Texto fornecido:

******

Uma questão de ordem desclassificada?!


     É proibido proibir, uma nova canção engajada do poético e visionário Caetano Veloso é um dos acontecimentos máximos daquele setembro de 1968. Caetano agora em companhia dos Mutantes transformam a canção num happening durante a fase de classificação do III Festival Internacional da Canção (FIC), um esporro sonoro/visual devidamente registrado pelas câmeras da TV Globo.
     A palavra happening (acontecimento) passou a expressar algo mais; passou a significar multiplicidade de eventos revirando-se em dimensão histórica, força futurista imantando o presente e elevando linhas de passado a sofrerem guinadas e mutações.
     No Teatro da Universidade Católica (TUCA), em São Paulo diante de um público estranhamente histórico, numa noite memorável e inesquecível, Caetano Veloso faria valer toda sua sabedoria e seu estilo cool para domar as feras daquela horda que berrava enfurecidamente nas poltronas apinhadas. Para contrabalançar aquela histeria coletiva, Caetano fez um longo, inflamado, porém sereno discurso impregnado de sabedoria que iria determinar novamente os rumos da MPB.
     Algumas passagens daquela diabólica oratória: “Mas é isso que é a juventude que diz que quer tomar o poder?... Mas que juventude é essa?... Vocês jamais conterão ninguém... Vocês são iguais aos que foram na “Roda Viva” e espancaram os atores... O problema é o seguinte: estão querendo policiar a música brasileira... E vocês? Se vocês em política forem como são em estética, estamos feitos!... Deus está solto!...
     “O episódio É proibido proibir ressume-se no seguinte: Guilherme Araújo, meu empresário, me mostrou na revista Manchete uma reportagem sobre os acontecimentos de maio em Paris que eu não quis ler, pois tenho preguiça de ler. Lembro-me que ele mesmo virou a página e disse: é engraçado, eles pixaram coisas lindas nas paredes. Esta frase aqui é linda - ‘é proibido proibir’. Eu falei. É lindíssima. Ele falou faça uma música usando esse negócio como refrão. Eu disse - ta. Passou. Eu não fiz. Daí ele me cobrou. Eu disse, faço. Achei meio boba, mas bonitinha. Todo mundo na hora achou bonita. No dia seguinte eu já a achava péssima. Até hoje só gosto do ritmo e de uma parte da letra que diz 'eu digo sim, eu digo não ao não'. Veio o festival da Globo. Eu não tinha nenhuma música bacana pra botar. Nem muita vontade de entrar no festival. Só me convenci a concorrer quando decidi pegar aquela música que eu não gostava e fazer uma esculhambação com o festival. A canção foi escondida pelo happening e pelas vaias. Sérgio Ricardo ficou intrigado nos bastidores ao ver minha alegria: ‘não entendo como vocês podem ficar tão contentes de serem vaiados’. Quando voltei para repetir a música Questão de ordem do Gil tinha sido desclassificada (o que me enfureceu porque eu achava o número dele genial) enquanto o meu É proibido proibir tinha merecido do júri as melhores notas. Entrei no teatro decidido a dar um esporro. E dei. Disse que o júri era incompetente e a platéia burra ou coisa assim. Ta lá no disco. (...) Até hoje me orgulho de tê-lo feito. E me congratulo comigo mesmo pelo fato daquela canção estar esquecida. De fato, falou-se muito do escândalo, mas o disco não vendeu e, de todas as canções que eu escrevi desde Alegria, alegria pra cá, É proibido proibir é uma das menos conhecidas do público. Jamais admitirei que alguém a tome como típica do movimento tropicália ou do meu trabalho em particular”. (Caetano Veloso).

******

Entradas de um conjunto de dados
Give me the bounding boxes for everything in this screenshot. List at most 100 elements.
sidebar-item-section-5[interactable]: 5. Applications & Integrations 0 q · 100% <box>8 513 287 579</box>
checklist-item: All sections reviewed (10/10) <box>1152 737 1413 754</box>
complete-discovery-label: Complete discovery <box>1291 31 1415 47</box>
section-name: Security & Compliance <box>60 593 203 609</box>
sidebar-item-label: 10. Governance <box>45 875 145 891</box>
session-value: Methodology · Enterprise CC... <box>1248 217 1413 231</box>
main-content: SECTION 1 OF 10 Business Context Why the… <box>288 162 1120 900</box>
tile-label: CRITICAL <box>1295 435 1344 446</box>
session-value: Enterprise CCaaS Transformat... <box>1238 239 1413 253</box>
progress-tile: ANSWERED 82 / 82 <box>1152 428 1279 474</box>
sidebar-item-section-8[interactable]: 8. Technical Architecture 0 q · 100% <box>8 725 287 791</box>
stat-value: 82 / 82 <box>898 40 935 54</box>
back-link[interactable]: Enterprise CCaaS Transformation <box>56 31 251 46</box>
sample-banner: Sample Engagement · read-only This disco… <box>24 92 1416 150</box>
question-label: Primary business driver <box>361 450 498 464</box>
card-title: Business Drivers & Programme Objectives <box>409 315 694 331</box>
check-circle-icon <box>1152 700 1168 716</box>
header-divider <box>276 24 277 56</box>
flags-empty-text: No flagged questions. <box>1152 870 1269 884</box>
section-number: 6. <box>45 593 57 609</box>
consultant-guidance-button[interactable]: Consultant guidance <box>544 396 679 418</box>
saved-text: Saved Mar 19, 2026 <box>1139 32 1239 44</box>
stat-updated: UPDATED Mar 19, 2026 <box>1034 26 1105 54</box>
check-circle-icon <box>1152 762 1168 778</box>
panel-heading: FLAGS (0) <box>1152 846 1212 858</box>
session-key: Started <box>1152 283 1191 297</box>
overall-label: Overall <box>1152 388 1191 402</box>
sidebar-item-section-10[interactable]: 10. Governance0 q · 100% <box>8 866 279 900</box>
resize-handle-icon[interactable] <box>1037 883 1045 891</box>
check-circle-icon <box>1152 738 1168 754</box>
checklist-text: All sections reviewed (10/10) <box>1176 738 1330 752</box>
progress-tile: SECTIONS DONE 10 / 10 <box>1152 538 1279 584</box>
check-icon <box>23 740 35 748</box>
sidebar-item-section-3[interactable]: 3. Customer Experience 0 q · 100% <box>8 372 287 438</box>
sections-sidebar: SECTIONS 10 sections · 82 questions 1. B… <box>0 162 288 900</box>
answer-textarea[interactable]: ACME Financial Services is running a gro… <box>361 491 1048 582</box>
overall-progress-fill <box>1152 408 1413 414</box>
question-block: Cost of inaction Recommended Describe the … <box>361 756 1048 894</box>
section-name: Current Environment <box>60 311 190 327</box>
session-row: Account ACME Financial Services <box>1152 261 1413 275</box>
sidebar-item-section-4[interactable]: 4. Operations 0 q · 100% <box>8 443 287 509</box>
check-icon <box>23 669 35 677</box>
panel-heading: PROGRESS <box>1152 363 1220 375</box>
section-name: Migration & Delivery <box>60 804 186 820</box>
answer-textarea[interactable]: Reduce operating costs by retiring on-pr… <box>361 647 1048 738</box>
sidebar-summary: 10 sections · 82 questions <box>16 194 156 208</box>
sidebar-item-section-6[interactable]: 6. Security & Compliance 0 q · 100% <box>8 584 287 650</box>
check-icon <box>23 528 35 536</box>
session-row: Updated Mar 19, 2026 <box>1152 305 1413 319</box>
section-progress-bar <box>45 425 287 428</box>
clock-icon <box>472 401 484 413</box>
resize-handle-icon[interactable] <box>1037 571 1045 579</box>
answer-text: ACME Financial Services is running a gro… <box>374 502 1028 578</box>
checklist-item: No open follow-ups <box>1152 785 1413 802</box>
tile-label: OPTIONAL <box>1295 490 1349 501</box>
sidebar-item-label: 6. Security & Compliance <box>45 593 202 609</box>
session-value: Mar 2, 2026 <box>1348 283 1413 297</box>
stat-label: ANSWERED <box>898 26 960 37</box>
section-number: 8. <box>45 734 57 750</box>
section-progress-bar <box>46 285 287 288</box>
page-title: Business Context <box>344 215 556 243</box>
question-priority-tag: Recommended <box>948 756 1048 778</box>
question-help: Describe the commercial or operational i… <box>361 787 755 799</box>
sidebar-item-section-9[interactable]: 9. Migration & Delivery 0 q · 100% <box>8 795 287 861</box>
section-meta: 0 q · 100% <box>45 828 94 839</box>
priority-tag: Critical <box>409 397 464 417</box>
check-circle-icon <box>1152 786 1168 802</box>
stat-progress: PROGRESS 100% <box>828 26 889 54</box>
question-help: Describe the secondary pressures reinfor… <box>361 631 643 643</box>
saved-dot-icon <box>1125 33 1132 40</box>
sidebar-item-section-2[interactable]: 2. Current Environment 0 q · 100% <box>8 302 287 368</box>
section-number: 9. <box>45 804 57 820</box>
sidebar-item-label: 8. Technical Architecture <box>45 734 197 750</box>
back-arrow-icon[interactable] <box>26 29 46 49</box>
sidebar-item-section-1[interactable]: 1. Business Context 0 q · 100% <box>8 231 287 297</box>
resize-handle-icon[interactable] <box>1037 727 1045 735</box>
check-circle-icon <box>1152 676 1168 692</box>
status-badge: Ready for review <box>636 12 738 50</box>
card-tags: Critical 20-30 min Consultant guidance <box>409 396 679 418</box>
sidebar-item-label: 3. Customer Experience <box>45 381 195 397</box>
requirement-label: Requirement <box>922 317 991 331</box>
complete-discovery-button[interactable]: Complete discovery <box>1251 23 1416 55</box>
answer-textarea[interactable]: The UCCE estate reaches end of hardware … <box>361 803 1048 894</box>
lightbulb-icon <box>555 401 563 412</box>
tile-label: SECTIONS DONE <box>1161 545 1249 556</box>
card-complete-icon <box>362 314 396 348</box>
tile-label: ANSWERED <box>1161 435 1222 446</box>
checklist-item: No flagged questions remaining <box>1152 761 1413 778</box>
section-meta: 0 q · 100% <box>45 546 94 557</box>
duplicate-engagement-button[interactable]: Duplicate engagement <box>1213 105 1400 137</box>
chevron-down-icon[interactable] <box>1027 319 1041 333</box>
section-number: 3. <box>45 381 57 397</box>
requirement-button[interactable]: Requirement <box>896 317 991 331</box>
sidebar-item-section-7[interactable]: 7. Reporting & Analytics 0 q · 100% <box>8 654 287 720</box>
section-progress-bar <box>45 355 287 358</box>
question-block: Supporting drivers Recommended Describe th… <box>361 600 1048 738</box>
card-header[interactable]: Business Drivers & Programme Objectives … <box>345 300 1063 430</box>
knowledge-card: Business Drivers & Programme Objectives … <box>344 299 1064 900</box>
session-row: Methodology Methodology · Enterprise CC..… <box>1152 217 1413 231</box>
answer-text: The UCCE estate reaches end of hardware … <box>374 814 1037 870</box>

******

Suas tarefas:
(A) Explique, em uma a três frases, por que Caetano Veloso ficou enfurecido ao voltar para repetir a música, de acordo com o texto fornecido.
(B) Segundo o texto fornecido, em qual revista Guilherme Araújo mostrou a Caetano a reportagem sobre os acontecimentos de maio em Paris?

Respostas por tarefa:
(A) Ao voltar, Caetano soube que Questão de ordem, de Gil, tinha sido desclassificada. Isso o enfureceu porque ele achava o número de Gil genial, enquanto É proibido proibir tinha recebido do júri as melhores notas.

(B) Na revista Manchete.